Kommen und Gehen bei Rembrandt

Rembrandt, Ecce Homo, 1655, Kaltnadelradierung, Zustand V/VIII, ca. 35.5 × 45.5 cm, Graphische Sammlung ETH Zürich

Gemeinsam mit dem Verbrecher Barabbas steht der gefolterte Christus mit gefesselten Händen auf einer Tribüne vor der Menge. Ihr überlässt der römische Statthalter Pontius Pilatus die Entscheidung, wer von beiden frei gelassen werden soll. Ganz links ist ein Diener mit Wasserkrug und jener Schüssel zu sehen, in der sich Pilatus seine Hände in Unschuld waschen wird.

**AUFGABENTEILE**
#1 Mit welchem Verbrecher steht Christus laut dem Text über Rembrandts Ecce Homo auf der Tribüne?
#2 Wiederhole wortgetreu die Passage aus dem Text über Rembrandts Ecce Homo, die bei den Worten „Gemeinsam mit dem“ einsetzt und nach den Worten „Unschuld waschen wird.“ aufhört.

(Datensatzauszug)
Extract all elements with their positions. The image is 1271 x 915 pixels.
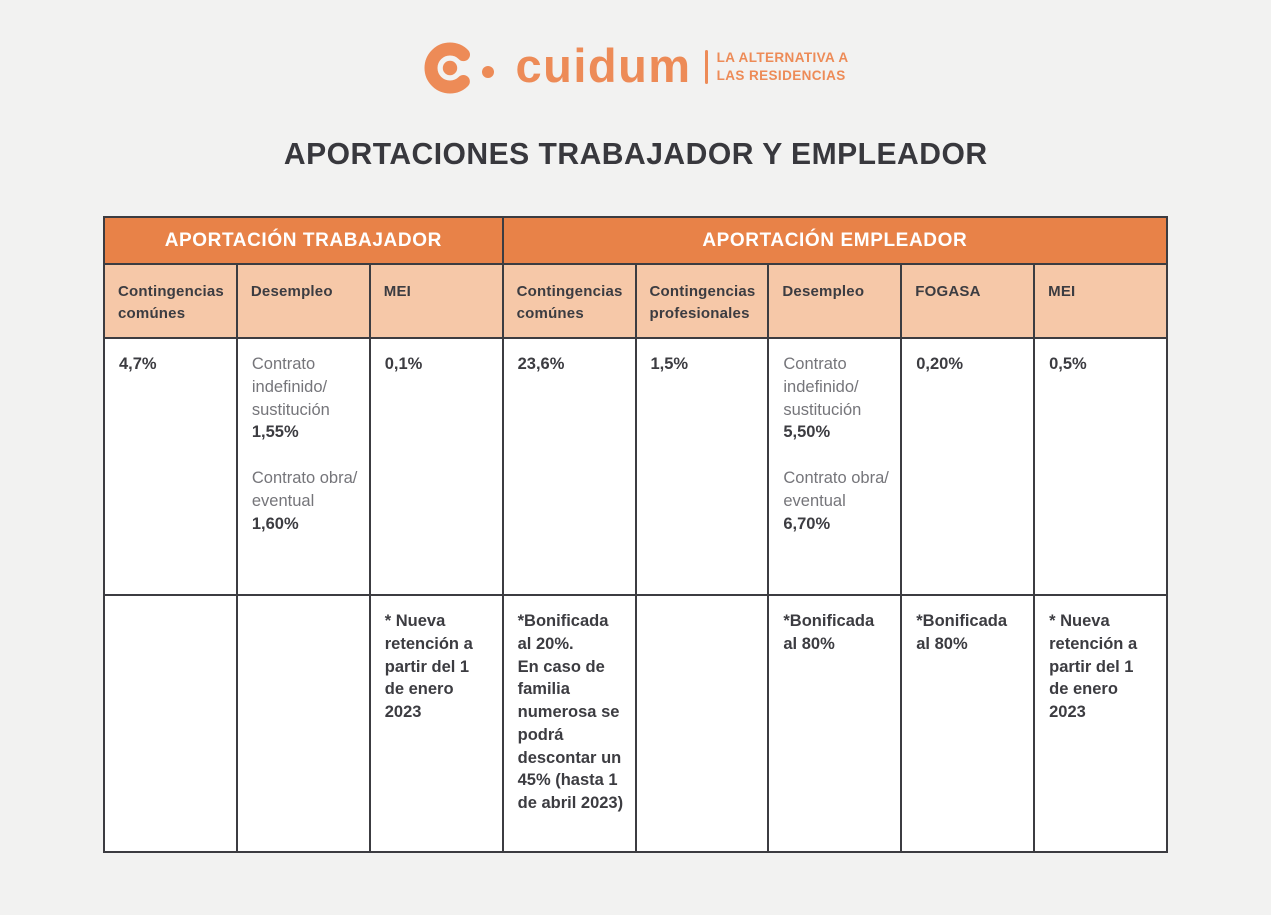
cell-rate-mei-empleador: 0,5% (1033, 337, 1168, 596)
note-text: * Nueva retención a partir del 1 de ener… (384, 612, 473, 722)
page-title: APORTACIONES TRABAJADOR Y EMPLEADOR (283, 136, 988, 171)
note-text: *Bonificada al 80% (783, 612, 875, 653)
column-header-desempleo-empleador: Desempleo (767, 263, 903, 339)
rate-value: 1,55% (251, 423, 299, 442)
contributions-table-wrap: APORTACIÓN TRABAJADOR APORTACIÓN EMPLEAD… (103, 216, 1169, 853)
column-header-row: Contingencias comúnes Desempleo MEI Cont… (103, 263, 1168, 339)
rate-value: 1,5% (650, 355, 689, 373)
notes-row: * Nueva retención a partir del 1 de ener… (103, 594, 1168, 853)
contributions-table: APORTACIÓN TRABAJADOR APORTACIÓN EMPLEAD… (103, 216, 1169, 853)
rate-contract-indefinido: Contrato indefinido/ sustitución 5,50% (783, 353, 891, 444)
column-header-fogasa-empleador: FOGASA (900, 263, 1036, 339)
contract-label: Contrato obra/ eventual (251, 469, 358, 510)
cell-rate-mei-trabajador: 0,1% (368, 337, 504, 596)
cell-rate-contingencias-profesionales-empleador: 1,5% (634, 337, 770, 596)
cell-rate-contingencias-comunes-empleador: 23,6% (501, 337, 637, 596)
cell-note-desempleo-empleador: *Bonificada al 80% (767, 594, 903, 853)
column-header-desempleo-trabajador: Desempleo (235, 263, 371, 339)
rate-value: 5,50% (783, 423, 831, 442)
column-header-contingencias-profesionales-empleador: Contingencias profesionales (634, 263, 770, 339)
rate-contract-obra: Contrato obra/ eventual 6,70% (783, 467, 891, 535)
rates-row: 4,7% Contrato indefinido/ sustitución 1,… (103, 337, 1168, 596)
column-header-mei-empleador: MEI (1033, 263, 1168, 339)
group-header-row: APORTACIÓN TRABAJADOR APORTACIÓN EMPLEAD… (103, 216, 1169, 265)
rate-value: 4,7% (119, 355, 157, 373)
contract-label: Contrato indefinido/ sustitución (251, 355, 330, 419)
cell-note-mei-trabajador: * Nueva retención a partir del 1 de ener… (368, 594, 504, 853)
cell-rate-contingencias-comunes-trabajador: 4,7% (103, 337, 238, 596)
column-header-contingencias-comunes-trabajador: Contingencias comúnes (103, 263, 238, 339)
rate-value: 23,6% (517, 355, 565, 373)
rate-value: 6,70% (783, 514, 831, 533)
cuidum-logo: cuidum LA ALTERNATIVA A LAS RESIDENCIAS (0, 0, 1271, 96)
cell-note-contingencias-profesionales-empleador (634, 594, 770, 853)
brand-wordmark: cuidum (515, 38, 692, 92)
note-text: * Nueva retención a partir del 1 de ener… (1049, 612, 1138, 722)
tagline-line-2: LAS RESIDENCIAS (716, 68, 846, 83)
contract-label: Contrato indefinido/ sustitución (783, 355, 862, 419)
cell-note-desempleo-trabajador (235, 594, 371, 853)
column-header-mei-trabajador: MEI (368, 263, 504, 339)
cell-rate-fogasa-empleador: 0,20% (900, 337, 1036, 596)
column-header-contingencias-comunes-empleador: Contingencias comúnes (501, 263, 637, 339)
cell-rate-desempleo-empleador: Contrato indefinido/ sustitución 5,50% C… (767, 337, 903, 596)
note-text: *Bonificada al 80% (916, 612, 1008, 653)
infographic-page: cuidum LA ALTERNATIVA A LAS RESIDENCIAS … (0, 0, 1271, 853)
cell-note-contingencias-comunes-trabajador (103, 594, 238, 853)
cell-note-contingencias-comunes-empleador: *Bonificada al 20%. En caso de familia n… (501, 594, 637, 853)
cell-note-mei-empleador: * Nueva retención a partir del 1 de ener… (1033, 594, 1168, 853)
contract-label: Contrato obra/ eventual (783, 469, 889, 510)
rate-value: 0,20% (916, 355, 964, 373)
cell-note-fogasa-empleador: *Bonificada al 80% (900, 594, 1036, 853)
rate-contract-obra: Contrato obra/ eventual 1,60% (252, 467, 360, 535)
tagline-line-1: LA ALTERNATIVA A (716, 50, 849, 66)
group-header-trabajador: APORTACIÓN TRABAJADOR (103, 216, 504, 265)
rate-value: 0,5% (1049, 355, 1087, 373)
logo-divider (704, 50, 708, 84)
cell-rate-desempleo-trabajador: Contrato indefinido/ sustitución 1,55% C… (235, 337, 371, 596)
cuidum-c-icon (424, 42, 495, 94)
rate-value: 1,60% (251, 514, 299, 533)
rate-value: 0,1% (384, 355, 423, 373)
logo-tagline: LA ALTERNATIVA A LAS RESIDENCIAS (717, 49, 849, 84)
group-header-empleador: APORTACIÓN EMPLEADOR (501, 216, 1169, 265)
note-text-line2: En caso de familia numerosa se podrá des… (517, 657, 624, 813)
note-text-line1: *Bonificada al 20%. (517, 612, 609, 653)
rate-contract-indefinido: Contrato indefinido/ sustitución 1,55% (252, 353, 360, 444)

**SCHRIFTLICHE ANTWORTEN**
#1 Mit dem Verbrecher Barabbas.

#2
Gemeinsam mit dem Verbrecher Barabbas steht der gefolterte Christus mit gefesselten Händen auf einer Tribüne vor der Menge. Ihr überlässt der römische Statthalter Pontius Pilatus die Entscheidung, wer von beiden frei gelassen werden soll. Ganz links ist ein Diener mit Wasserkrug und jener Schüssel zu sehen, in der sich Pilatus seine Hände in Unschuld waschen wird.